> _What to work on_
Write out the whole of the material exactly.

> _Extracted data entries_
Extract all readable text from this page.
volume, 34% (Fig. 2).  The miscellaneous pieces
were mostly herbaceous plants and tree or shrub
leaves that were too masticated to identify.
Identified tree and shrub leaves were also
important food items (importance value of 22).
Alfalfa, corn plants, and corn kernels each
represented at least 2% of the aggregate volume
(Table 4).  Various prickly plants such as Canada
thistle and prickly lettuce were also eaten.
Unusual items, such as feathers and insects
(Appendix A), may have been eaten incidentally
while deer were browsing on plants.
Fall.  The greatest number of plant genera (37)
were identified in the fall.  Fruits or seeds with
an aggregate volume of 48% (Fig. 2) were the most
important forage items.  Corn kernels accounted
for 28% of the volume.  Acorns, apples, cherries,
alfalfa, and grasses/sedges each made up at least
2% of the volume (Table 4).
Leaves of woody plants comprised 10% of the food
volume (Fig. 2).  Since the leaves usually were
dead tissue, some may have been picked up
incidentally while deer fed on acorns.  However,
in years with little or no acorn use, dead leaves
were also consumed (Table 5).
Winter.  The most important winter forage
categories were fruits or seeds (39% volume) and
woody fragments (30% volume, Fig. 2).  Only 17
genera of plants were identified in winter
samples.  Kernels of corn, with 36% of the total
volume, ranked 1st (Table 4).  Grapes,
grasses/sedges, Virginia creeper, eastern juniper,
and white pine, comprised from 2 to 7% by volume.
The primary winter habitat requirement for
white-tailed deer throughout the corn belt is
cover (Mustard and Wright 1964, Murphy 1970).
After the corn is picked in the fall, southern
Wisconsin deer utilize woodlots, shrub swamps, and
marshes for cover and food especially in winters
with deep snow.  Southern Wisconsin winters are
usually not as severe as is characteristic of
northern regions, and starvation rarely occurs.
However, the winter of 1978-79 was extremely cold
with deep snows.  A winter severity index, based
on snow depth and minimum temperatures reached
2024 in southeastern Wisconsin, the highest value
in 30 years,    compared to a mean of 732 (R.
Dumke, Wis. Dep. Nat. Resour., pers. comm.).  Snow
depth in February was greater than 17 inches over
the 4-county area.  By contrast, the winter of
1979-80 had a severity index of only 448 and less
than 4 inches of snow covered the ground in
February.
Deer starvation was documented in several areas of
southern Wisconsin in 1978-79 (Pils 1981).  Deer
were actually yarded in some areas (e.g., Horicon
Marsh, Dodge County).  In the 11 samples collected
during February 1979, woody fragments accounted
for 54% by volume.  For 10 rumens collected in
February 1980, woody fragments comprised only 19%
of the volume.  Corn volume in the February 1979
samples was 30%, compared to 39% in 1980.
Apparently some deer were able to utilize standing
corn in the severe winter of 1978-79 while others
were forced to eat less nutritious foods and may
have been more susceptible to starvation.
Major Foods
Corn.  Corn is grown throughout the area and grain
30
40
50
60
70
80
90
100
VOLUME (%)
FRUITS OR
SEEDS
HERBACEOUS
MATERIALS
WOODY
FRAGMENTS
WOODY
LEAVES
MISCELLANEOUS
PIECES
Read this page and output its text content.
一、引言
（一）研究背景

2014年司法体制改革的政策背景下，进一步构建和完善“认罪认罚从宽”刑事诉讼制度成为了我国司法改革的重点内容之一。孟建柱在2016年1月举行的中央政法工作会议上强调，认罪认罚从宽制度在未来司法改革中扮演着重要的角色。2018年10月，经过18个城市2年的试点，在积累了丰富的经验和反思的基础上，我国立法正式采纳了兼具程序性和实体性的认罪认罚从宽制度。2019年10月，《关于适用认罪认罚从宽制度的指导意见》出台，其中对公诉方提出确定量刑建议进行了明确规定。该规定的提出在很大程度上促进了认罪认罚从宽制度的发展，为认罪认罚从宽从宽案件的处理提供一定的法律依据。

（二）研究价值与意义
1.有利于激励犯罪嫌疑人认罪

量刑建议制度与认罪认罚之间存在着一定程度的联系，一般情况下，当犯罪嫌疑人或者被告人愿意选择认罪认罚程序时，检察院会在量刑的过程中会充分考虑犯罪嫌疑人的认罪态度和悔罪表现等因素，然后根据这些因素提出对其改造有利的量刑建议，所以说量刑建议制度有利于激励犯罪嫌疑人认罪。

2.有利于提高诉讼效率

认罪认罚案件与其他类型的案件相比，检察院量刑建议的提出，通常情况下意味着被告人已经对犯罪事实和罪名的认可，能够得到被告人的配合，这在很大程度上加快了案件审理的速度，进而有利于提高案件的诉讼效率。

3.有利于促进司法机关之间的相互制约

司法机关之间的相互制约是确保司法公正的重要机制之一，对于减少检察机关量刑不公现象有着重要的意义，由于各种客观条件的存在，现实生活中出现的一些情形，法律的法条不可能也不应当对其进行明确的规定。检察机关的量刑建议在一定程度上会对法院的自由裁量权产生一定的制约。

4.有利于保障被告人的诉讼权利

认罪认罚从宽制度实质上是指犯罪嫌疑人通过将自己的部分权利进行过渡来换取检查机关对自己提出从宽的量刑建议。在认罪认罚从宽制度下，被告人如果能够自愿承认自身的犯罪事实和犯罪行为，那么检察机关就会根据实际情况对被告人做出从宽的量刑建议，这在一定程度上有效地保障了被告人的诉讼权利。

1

> _Solution to this exercise_
Extract all readable text from this page.
volume, 34% (Fig. 2).  The miscellaneous pieces
were mostly herbaceous plants and tree or shrub
leaves that were too masticated to identify.
Identified tree and shrub leaves were also
important food items (importance value of 22).
Alfalfa, corn plants, and corn kernels each
represented at least 2% of the aggregate volume
(Table 4).  Various prickly plants such as Canada
thistle and prickly lettuce were also eaten.
Unusual items, such as feathers and insects
(Appendix A), may have been eaten incidentally
while deer were browsing on plants.
Fall.  The greatest number of plant genera (37)
were identified in the fall.  Fruits or seeds with
an aggregate volume of 48% (Fig. 2) were the most
important forage items.  Corn kernels accounted
for 28% of the volume.  Acorns, apples, cherries,
alfalfa, and grasses/sedges each made up at least
2% of the volume (Table 4).
Leaves of woody plants comprised 10% of the food
volume (Fig. 2).  Since the leaves usually were
dead tissue, some may have been picked up
incidentally while deer fed on acorns.  However,
in years with little or no acorn use, dead leaves
were also consumed (Table 5).
Winter.  The most important winter forage
categories were fruits or seeds (39% volume) and
woody fragments (30% volume, Fig. 2).  Only 17
genera of plants were identified in winter
samples.  Kernels of corn, with 36% of the total
volume, ranked 1st (Table 4).  Grapes,
grasses/sedges, Virginia creeper, eastern juniper,
and white pine, comprised from 2 to 7% by volume.
The primary winter habitat requirement for
white-tailed deer throughout the corn belt is
cover (Mustard and Wright 1964, Murphy 1970).
After the corn is picked in the fall, southern
Wisconsin deer utilize woodlots, shrub swamps, and
marshes for cover and food especially in winters
with deep snow.  Southern Wisconsin winters are
usually not as severe as is characteristic of
northern regions, and starvation rarely occurs.
However, the winter of 1978-79 was extremely cold
with deep snows.  A winter severity index, based
on snow depth and minimum temperatures reached
2024 in southeastern Wisconsin, the highest value
in 30 years,    compared to a mean of 732 (R.
Dumke, Wis. Dep. Nat. Resour., pers. comm.).  Snow
depth in February was greater than 17 inches over
the 4-county area.  By contrast, the winter of
1979-80 had a severity index of only 448 and less
than 4 inches of snow covered the ground in
February.
Deer starvation was documented in several areas of
southern Wisconsin in 1978-79 (Pils 1981).  Deer
were actually yarded in some areas (e.g., Horicon
Marsh, Dodge County).  In the 11 samples collected
during February 1979, woody fragments accounted
for 54% by volume.  For 10 rumens collected in
February 1980, woody fragments comprised only 19%
of the volume.  Corn volume in the February 1979
samples was 30%, compared to 39% in 1980.
Apparently some deer were able to utilize standing
corn in the severe winter of 1978-79 while others
were forced to eat less nutritious foods and may
have been more susceptible to starvation.
Major Foods
Corn.  Corn is grown throughout the area and grain
30
40
50
60
70
80
90
100
VOLUME (%)
FRUITS OR
SEEDS
HERBACEOUS
MATERIALS
WOODY
FRAGMENTS
WOODY
LEAVES
MISCELLANEOUS
PIECES
Read this page and output its text content.
一、引言
（一）研究背景

2014年司法体制改革的政策背景下，进一步构建和完善“认罪认罚从宽”刑事诉讼制度成为了我国司法改革的重点内容之一。孟建柱在2016年1月举行的中央政法工作会议上强调，认罪认罚从宽制度在未来司法改革中扮演着重要的角色。2018年10月，经过18个城市2年的试点，在积累了丰富的经验和反思的基础上，我国立法正式采纳了兼具程序性和实体性的认罪认罚从宽制度。2019年10月，《关于适用认罪认罚从宽制度的指导意见》出台，其中对公诉方提出确定量刑建议进行了明确规定。该规定的提出在很大程度上促进了认罪认罚从宽制度的发展，为认罪认罚从宽从宽案件的处理提供一定的法律依据。

（二）研究价值与意义
1.有利于激励犯罪嫌疑人认罪

量刑建议制度与认罪认罚之间存在着一定程度的联系，一般情况下，当犯罪嫌疑人或者被告人愿意选择认罪认罚程序时，检察院会在量刑的过程中会充分考虑犯罪嫌疑人的认罪态度和悔罪表现等因素，然后根据这些因素提出对其改造有利的量刑建议，所以说量刑建议制度有利于激励犯罪嫌疑人认罪。

2.有利于提高诉讼效率

认罪认罚案件与其他类型的案件相比，检察院量刑建议的提出，通常情况下意味着被告人已经对犯罪事实和罪名的认可，能够得到被告人的配合，这在很大程度上加快了案件审理的速度，进而有利于提高案件的诉讼效率。

3.有利于促进司法机关之间的相互制约

司法机关之间的相互制约是确保司法公正的重要机制之一，对于减少检察机关量刑不公现象有着重要的意义，由于各种客观条件的存在，现实生活中出现的一些情形，法律的法条不可能也不应当对其进行明确的规定。检察机关的量刑建议在一定程度上会对法院的自由裁量权产生一定的制约。

4.有利于保障被告人的诉讼权利

认罪认罚从宽制度实质上是指犯罪嫌疑人通过将自己的部分权利进行过渡来换取检查机关对自己提出从宽的量刑建议。在认罪认罚从宽制度下，被告人如果能够自愿承认自身的犯罪事实和犯罪行为，那么检察机关就会根据实际情况对被告人做出从宽的量刑建议，这在一定程度上有效地保障了被告人的诉讼权利。

1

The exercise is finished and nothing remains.